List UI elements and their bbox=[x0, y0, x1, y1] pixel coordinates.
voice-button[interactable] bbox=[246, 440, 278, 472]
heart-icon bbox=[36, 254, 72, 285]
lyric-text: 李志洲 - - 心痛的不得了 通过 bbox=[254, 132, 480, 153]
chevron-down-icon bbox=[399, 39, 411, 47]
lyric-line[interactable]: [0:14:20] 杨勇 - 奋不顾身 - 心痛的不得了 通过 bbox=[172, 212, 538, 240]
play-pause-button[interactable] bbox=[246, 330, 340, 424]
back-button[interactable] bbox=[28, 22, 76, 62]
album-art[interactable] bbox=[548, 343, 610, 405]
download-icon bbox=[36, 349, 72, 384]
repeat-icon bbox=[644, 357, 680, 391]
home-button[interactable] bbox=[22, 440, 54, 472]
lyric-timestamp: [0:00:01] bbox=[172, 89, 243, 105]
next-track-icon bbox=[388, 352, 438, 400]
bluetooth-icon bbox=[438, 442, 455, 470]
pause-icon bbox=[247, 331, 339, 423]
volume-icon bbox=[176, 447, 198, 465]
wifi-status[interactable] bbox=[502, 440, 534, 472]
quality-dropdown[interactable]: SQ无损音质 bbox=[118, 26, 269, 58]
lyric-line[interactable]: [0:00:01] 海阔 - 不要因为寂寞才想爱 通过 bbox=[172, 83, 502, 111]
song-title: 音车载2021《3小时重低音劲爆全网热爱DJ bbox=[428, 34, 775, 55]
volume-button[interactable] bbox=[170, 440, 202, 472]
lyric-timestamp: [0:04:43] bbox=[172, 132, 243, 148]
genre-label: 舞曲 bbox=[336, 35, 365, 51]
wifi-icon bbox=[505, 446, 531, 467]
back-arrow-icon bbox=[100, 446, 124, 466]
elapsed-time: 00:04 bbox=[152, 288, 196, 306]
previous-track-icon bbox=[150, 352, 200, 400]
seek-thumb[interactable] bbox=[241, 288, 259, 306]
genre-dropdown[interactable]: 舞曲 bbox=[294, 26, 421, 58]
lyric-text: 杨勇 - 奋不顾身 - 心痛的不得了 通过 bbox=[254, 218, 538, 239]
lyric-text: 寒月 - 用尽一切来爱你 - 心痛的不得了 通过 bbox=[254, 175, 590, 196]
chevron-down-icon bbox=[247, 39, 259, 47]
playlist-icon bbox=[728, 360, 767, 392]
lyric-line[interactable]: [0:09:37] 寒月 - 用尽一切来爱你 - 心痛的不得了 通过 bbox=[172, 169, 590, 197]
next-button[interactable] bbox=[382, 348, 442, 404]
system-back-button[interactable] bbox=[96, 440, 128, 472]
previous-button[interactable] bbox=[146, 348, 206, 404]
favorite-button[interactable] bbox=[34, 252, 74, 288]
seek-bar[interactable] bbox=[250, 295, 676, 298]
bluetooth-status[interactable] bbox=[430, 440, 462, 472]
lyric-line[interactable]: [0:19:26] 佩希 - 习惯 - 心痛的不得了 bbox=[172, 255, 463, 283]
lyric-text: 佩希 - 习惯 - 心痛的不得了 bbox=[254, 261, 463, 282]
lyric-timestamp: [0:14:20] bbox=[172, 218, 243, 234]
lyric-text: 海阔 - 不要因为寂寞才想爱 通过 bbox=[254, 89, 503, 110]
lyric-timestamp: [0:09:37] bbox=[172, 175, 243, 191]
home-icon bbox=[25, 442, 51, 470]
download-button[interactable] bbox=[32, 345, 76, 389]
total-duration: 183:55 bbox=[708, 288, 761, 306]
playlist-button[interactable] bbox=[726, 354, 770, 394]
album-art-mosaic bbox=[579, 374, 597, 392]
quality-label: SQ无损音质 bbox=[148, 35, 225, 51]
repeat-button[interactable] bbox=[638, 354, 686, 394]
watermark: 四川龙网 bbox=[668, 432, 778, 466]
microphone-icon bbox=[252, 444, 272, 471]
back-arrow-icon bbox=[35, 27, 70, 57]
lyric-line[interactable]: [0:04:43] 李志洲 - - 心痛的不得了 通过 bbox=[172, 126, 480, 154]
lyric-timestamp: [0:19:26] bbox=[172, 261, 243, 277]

- - - -

▸ Work required:
Recast the entries above as a Markdown table with two columns, Row and Line, giving each line its own numbered row and leaving out any blank lines.

▸ The solution:
| Row | Line |
|---|---|
| 1 | List UI elements and their bbox=[x0, y0, x1, y1] pixel coordinates. |
| 2 | voice-button[interactable] bbox=[246, 440, 278, 472] |
| 3 | heart-icon bbox=[36, 254, 72, 285] |
| 4 | lyric-text: 李志洲 - - 心痛的不得了 通过 bbox=[254, 132, 480, 153] |
| 5 | chevron-down-icon bbox=[399, 39, 411, 47] |
| 6 | lyric-line[interactable]: [0:14:20] 杨勇 - 奋不顾身 - 心痛的不得了 通过 bbox=[172, 212, 538, 240] |
| 7 | play-pause-button[interactable] bbox=[246, 330, 340, 424] |
| 8 | back-button[interactable] bbox=[28, 22, 76, 62] |
| 9 | album-art[interactable] bbox=[548, 343, 610, 405] |
| 10 | download-icon bbox=[36, 349, 72, 384] |
| 11 | repeat-icon bbox=[644, 357, 680, 391] |
| 12 | home-button[interactable] bbox=[22, 440, 54, 472] |
| 13 | lyric-timestamp: [0:00:01] bbox=[172, 89, 243, 105] |
| 14 | next-track-icon bbox=[388, 352, 438, 400] |
| 15 | bluetooth-icon bbox=[438, 442, 455, 470] |
| 16 | pause-icon bbox=[247, 331, 339, 423] |
| 17 | volume-icon bbox=[176, 447, 198, 465] |
| 18 | wifi-status[interactable] bbox=[502, 440, 534, 472] |
| 19 | quality-dropdown[interactable]: SQ无损音质 bbox=[118, 26, 269, 58] |
| 20 | lyric-line[interactable]: [0:00:01] 海阔 - 不要因为寂寞才想爱 通过 bbox=[172, 83, 502, 111] |
| 21 | song-title: 音车载2021《3小时重低音劲爆全网热爱DJ bbox=[428, 34, 775, 55] |
| 22 | volume-button[interactable] bbox=[170, 440, 202, 472] |
| 23 | lyric-timestamp: [0:04:43] bbox=[172, 132, 243, 148] |
| 24 | genre-label: 舞曲 bbox=[336, 35, 365, 51] |
| 25 | wifi-icon bbox=[505, 446, 531, 467] |
| 26 | back-arrow-icon bbox=[100, 446, 124, 466] |
| 27 | elapsed-time: 00:04 bbox=[152, 288, 196, 306] |
| 28 | previous-track-icon bbox=[150, 352, 200, 400] |
| 29 | seek-thumb[interactable] bbox=[241, 288, 259, 306] |
| 30 | genre-dropdown[interactable]: 舞曲 bbox=[294, 26, 421, 58] |
| 31 | lyric-text: 杨勇 - 奋不顾身 - 心痛的不得了 通过 bbox=[254, 218, 538, 239] |
| 32 | lyric-text: 寒月 - 用尽一切来爱你 - 心痛的不得了 通过 bbox=[254, 175, 590, 196] |
| 33 | chevron-down-icon bbox=[247, 39, 259, 47] |
| 34 | playlist-icon bbox=[728, 360, 767, 392] |
| 35 | lyric-line[interactable]: [0:09:37] 寒月 - 用尽一切来爱你 - 心痛的不得了 通过 bbox=[172, 169, 590, 197] |
| 36 | next-button[interactable] bbox=[382, 348, 442, 404] |
| 37 | system-back-button[interactable] bbox=[96, 440, 128, 472] |
| 38 | previous-button[interactable] bbox=[146, 348, 206, 404] |
| 39 | favorite-button[interactable] bbox=[34, 252, 74, 288] |
| 40 | seek-bar[interactable] bbox=[250, 295, 676, 298] |
| 41 | bluetooth-status[interactable] bbox=[430, 440, 462, 472] |
| 42 | lyric-line[interactable]: [0:19:26] 佩希 - 习惯 - 心痛的不得了 bbox=[172, 255, 463, 283] |
| 43 | lyric-text: 佩希 - 习惯 - 心痛的不得了 bbox=[254, 261, 463, 282] |
| 44 | lyric-timestamp: [0:14:20] bbox=[172, 218, 243, 234] |
| 45 | lyric-text: 海阔 - 不要因为寂寞才想爱 通过 bbox=[254, 89, 503, 110] |
| 46 | lyric-timestamp: [0:09:37] bbox=[172, 175, 243, 191] |
| 47 | home-icon bbox=[25, 442, 51, 470] |
| 48 | download-button[interactable] bbox=[32, 345, 76, 389] |
| 49 | total-duration: 183:55 bbox=[708, 288, 761, 306] |
| 50 | playlist-button[interactable] bbox=[726, 354, 770, 394] |
| 51 | album-art-mosaic bbox=[579, 374, 597, 392] |
| 52 | quality-label: SQ无损音质 bbox=[148, 35, 225, 51] |
| 53 | repeat-button[interactable] bbox=[638, 354, 686, 394] |
| 54 | watermark: 四川龙网 bbox=[668, 432, 778, 466] |
| 55 | microphone-icon bbox=[252, 444, 272, 471] |
| 56 | back-arrow-icon bbox=[35, 27, 70, 57] |
| 57 | lyric-line[interactable]: [0:04:43] 李志洲 - - 心痛的不得了 通过 bbox=[172, 126, 480, 154] |
| 58 | lyric-timestamp: [0:19:26] bbox=[172, 261, 243, 277] |